> EXERCISE AIM
Extract the entire guide on replacing images in the Startup template below, copying every line word for word and character for character.

> TEXT BLOCK
- - - - -

The Startup template comes with some placeholder images stored in a folder labeled i. You should replace the images and customize them to your brand.

This guide will show you how.

Change Images

If you take a look at the i” folder in your downloaded project, you’ll notice that the images come in pairs, e.g. content_5_bg.jpg (which is 1400 by 540 pixels large) and [email protected] (2800px X 1080px). Startup uses 2 versions of images—regular and 2x for high-resolution retina displays. Keep this in mind when adding your own images.

Though optional, it is recommended that you provide a regular and 2x version for every image added. If your template only has the lower resolution “regular” image, it will look great on lower resolution devices, but blurry on high-resolution retina devices. If you only use a high resolution “2x version”, then the image will look great on all devices, but the disadvantage of this is the unnecessary bandwidth usage that users using low-resolution devices have to go through downloading the high-res image when a low resolution one would have sufficed. You should always try to keep your website lean for better load speeds and user experience.

- - - - -

> DATASET RECORDS
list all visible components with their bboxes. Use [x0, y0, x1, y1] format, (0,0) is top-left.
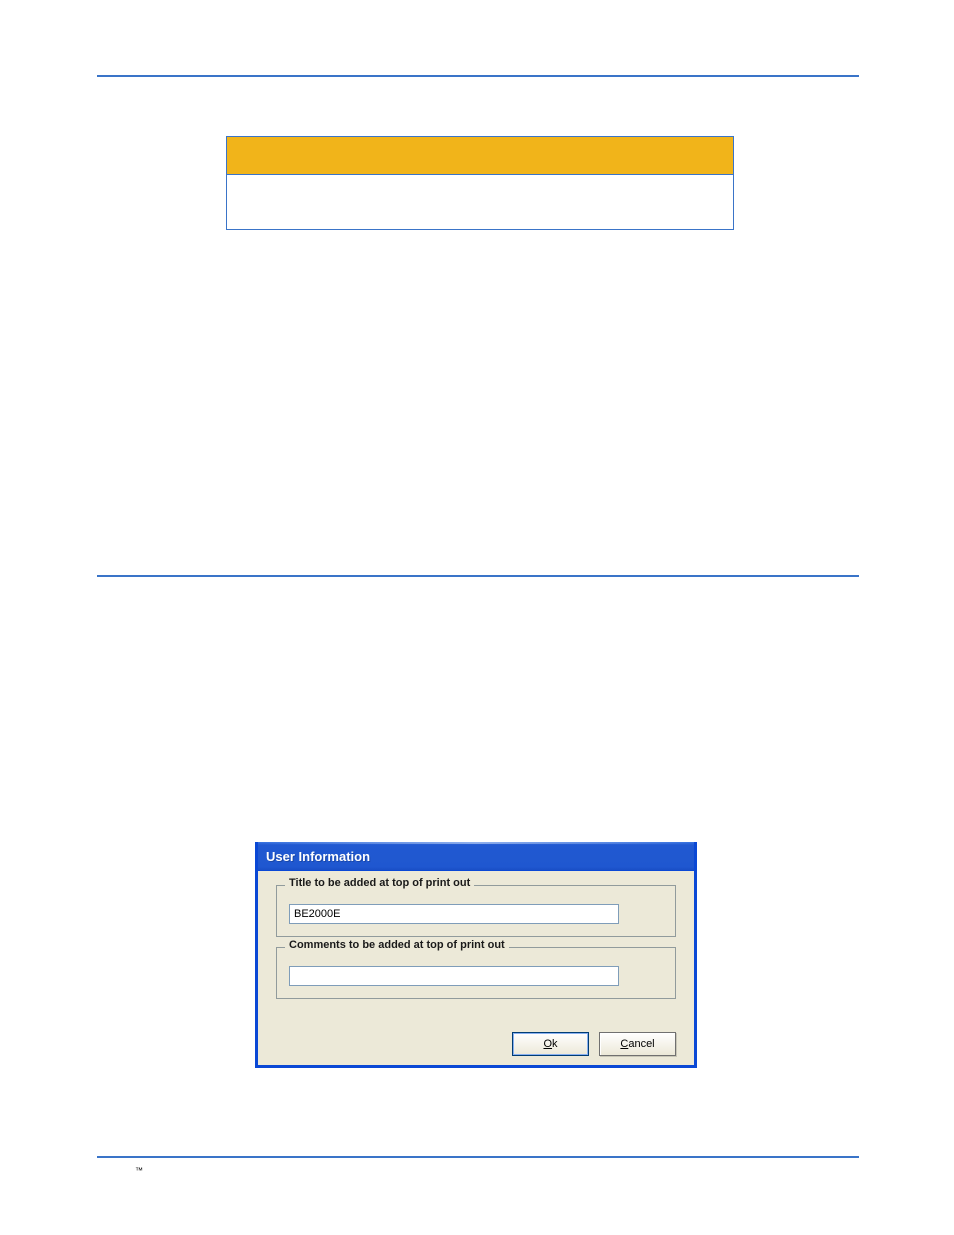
cancel-rest: ancel: [628, 1038, 654, 1050]
comments-group-legend: Comments to be added at top of print out: [285, 939, 509, 951]
cancel-accel: C: [620, 1038, 628, 1050]
dialog-client-area: Title to be added at top of print out Co…: [258, 871, 694, 1066]
dialog-title: User Information: [266, 849, 370, 864]
divider-mid: [97, 575, 859, 577]
comments-input[interactable]: [289, 966, 619, 986]
ok-accel: O: [543, 1038, 552, 1050]
ok-rest: k: [552, 1038, 558, 1050]
dialog-button-row: Ok Cancel: [512, 1032, 676, 1056]
ok-button[interactable]: Ok: [512, 1032, 589, 1056]
divider-bottom: [97, 1156, 859, 1158]
user-information-dialog: User Information Title to be added at to…: [255, 842, 697, 1068]
title-input[interactable]: [289, 904, 619, 924]
dialog-titlebar[interactable]: User Information: [258, 842, 694, 871]
comments-groupbox: Comments to be added at top of print out: [276, 947, 676, 999]
title-group-legend: Title to be added at top of print out: [285, 877, 474, 889]
cancel-button[interactable]: Cancel: [599, 1032, 676, 1056]
divider-top: [97, 75, 859, 77]
table-header-box: [226, 136, 734, 174]
trademark-symbol: ™: [135, 1166, 143, 1175]
title-groupbox: Title to be added at top of print out: [276, 885, 676, 937]
table-body-box: [226, 174, 734, 230]
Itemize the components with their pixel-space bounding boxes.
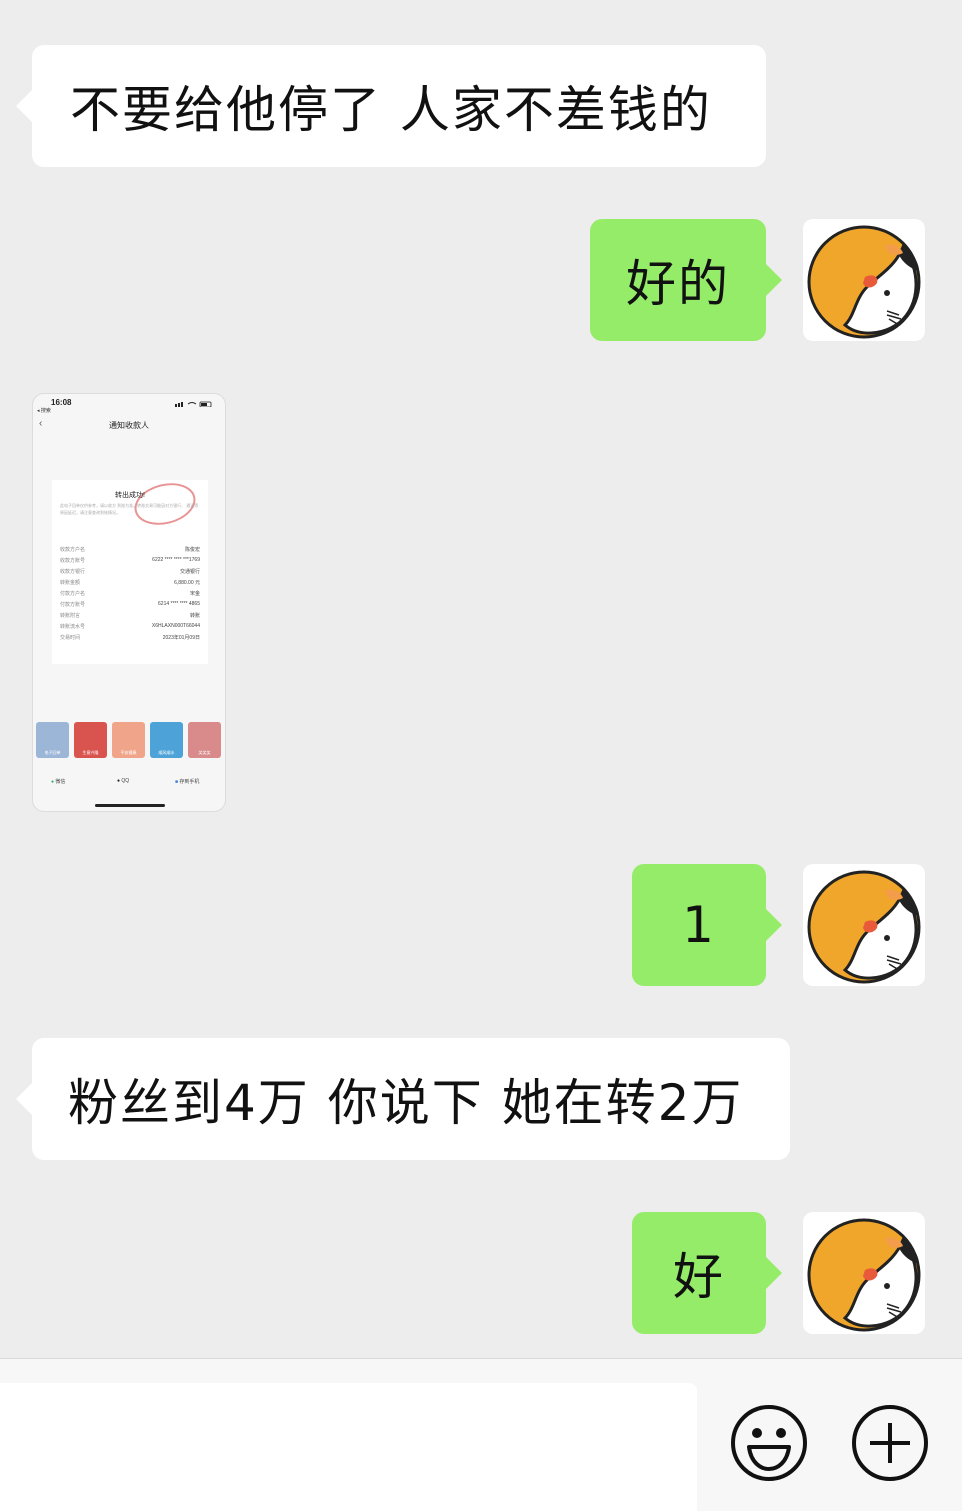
incoming-message-bubble[interactable]: 粉丝到4万 你说下 她在转2万	[16, 1038, 790, 1160]
chat-input-bar	[0, 1358, 962, 1511]
incoming-message-bubble[interactable]: 不要给他停了 人家不差钱的	[16, 45, 766, 167]
share-tile: 笑笑笑	[188, 722, 221, 758]
receipt-row: 转账金额 6,880.00 元	[60, 580, 200, 586]
share-targets: ● 微信 ● QQ ■ 存到手机	[33, 778, 225, 790]
home-indicator	[95, 804, 165, 807]
receipt-row: 转账流水号 X6HLAXN000T66044	[60, 623, 200, 630]
receipt-title: 转出成功!	[115, 492, 145, 499]
cat-dog-avatar-icon	[807, 870, 921, 984]
add-button[interactable]	[850, 1403, 930, 1483]
emoji-icon	[731, 1405, 807, 1481]
receipt-description: 此电子回单仅供参考，请以收方 到账为准。转账交易可能因对方银行、 通讯等原因延迟…	[60, 503, 199, 515]
share-target-wechat: ● 微信	[51, 779, 66, 785]
cat-dog-avatar-icon	[807, 225, 921, 339]
message-text: 好	[673, 1248, 725, 1306]
receipt-row: 收款方银行 交通银行	[60, 569, 200, 575]
receipt-row: 转账附言 转账	[60, 613, 200, 619]
share-tile: 生意兴隆	[74, 722, 107, 758]
share-target-qq: ● QQ	[117, 778, 130, 784]
cat-dog-avatar-icon	[807, 1218, 921, 1332]
receipt-row: 收款方户名 陈俊宏	[60, 547, 200, 553]
share-card-options: 电子回单 生意兴隆 平安健康 顺风顺水 笑笑笑	[36, 722, 224, 758]
share-tile: 平安健康	[112, 722, 145, 758]
message-text: 不要给他停了 人家不差钱的	[70, 81, 712, 139]
phone-nav-title: 通知收款人	[109, 421, 149, 430]
message-text: 好的	[626, 255, 730, 313]
message-text: 粉丝到4万 你说下 她在转2万	[68, 1074, 744, 1132]
transfer-receipt: 转出成功! 此电子回单仅供参考，请以收方 到账为准。转账交易可能因对方银行、 通…	[52, 477, 208, 664]
plus-circle-icon	[852, 1405, 928, 1481]
outgoing-message-bubble[interactable]: 好的	[590, 219, 782, 341]
phone-status-time: 16:08	[51, 398, 72, 407]
share-target-save: ■ 存到手机	[175, 779, 200, 785]
outgoing-message-bubble[interactable]: 好	[632, 1212, 782, 1334]
message-text: 1	[682, 896, 716, 954]
share-tile: 电子回单	[36, 722, 69, 758]
self-avatar[interactable]	[803, 1212, 925, 1334]
signal-battery-icon	[175, 401, 212, 407]
receipt-row: 付款方账号 6214 **** **** 4865	[60, 601, 200, 608]
share-tile: 顺风顺水	[150, 722, 183, 758]
receipt-row: 收款方账号 6222 **** **** ***1769	[60, 557, 200, 564]
message-input[interactable]	[0, 1383, 697, 1511]
phone-status-back: ◂ 搜索	[37, 408, 51, 414]
outgoing-message-bubble[interactable]: 1	[632, 864, 782, 986]
self-avatar[interactable]	[803, 219, 925, 341]
receipt-row: 付款方户名 宋金	[60, 591, 200, 597]
receipt-row: 交易时间 2023年01月09日	[60, 635, 200, 641]
self-avatar[interactable]	[803, 864, 925, 986]
emoji-button[interactable]	[729, 1403, 809, 1483]
image-message[interactable]: 16:08 ◂ 搜索 ‹ 通知收款人 转出成功! 此电子回单仅供参考，请以收方 …	[32, 393, 226, 812]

- - - - -

> RESPONSE
The Startup template comes with some placeholder images stored in a folder labeled i. You should replace the images and customize them to your brand.

This guide will show you how.

Change Images

If you take a look at the i” folder in your downloaded project, you’ll notice that the images come in pairs, e.g. content_5_bg.jpg (which is 1400 by 540 pixels large) and [email protected] (2800px X 1080px). Startup uses 2 versions of images—regular and 2x for high-resolution retina displays. Keep this in mind when adding your own images.

Though optional, it is recommended that you provide a regular and 2x version for every image added. If your template only has the lower resolution “regular” image, it will look great on lower resolution devices, but blurry on high-resolution retina devices. If you only use a high resolution “2x version”, then the image will look great on all devices, but the disadvantage of this is the unnecessary bandwidth usage that users using low-resolution devices have to go through downloading the high-res image when a low resolution one would have sufficed. You should always try to keep your website lean for better load speeds and user experience.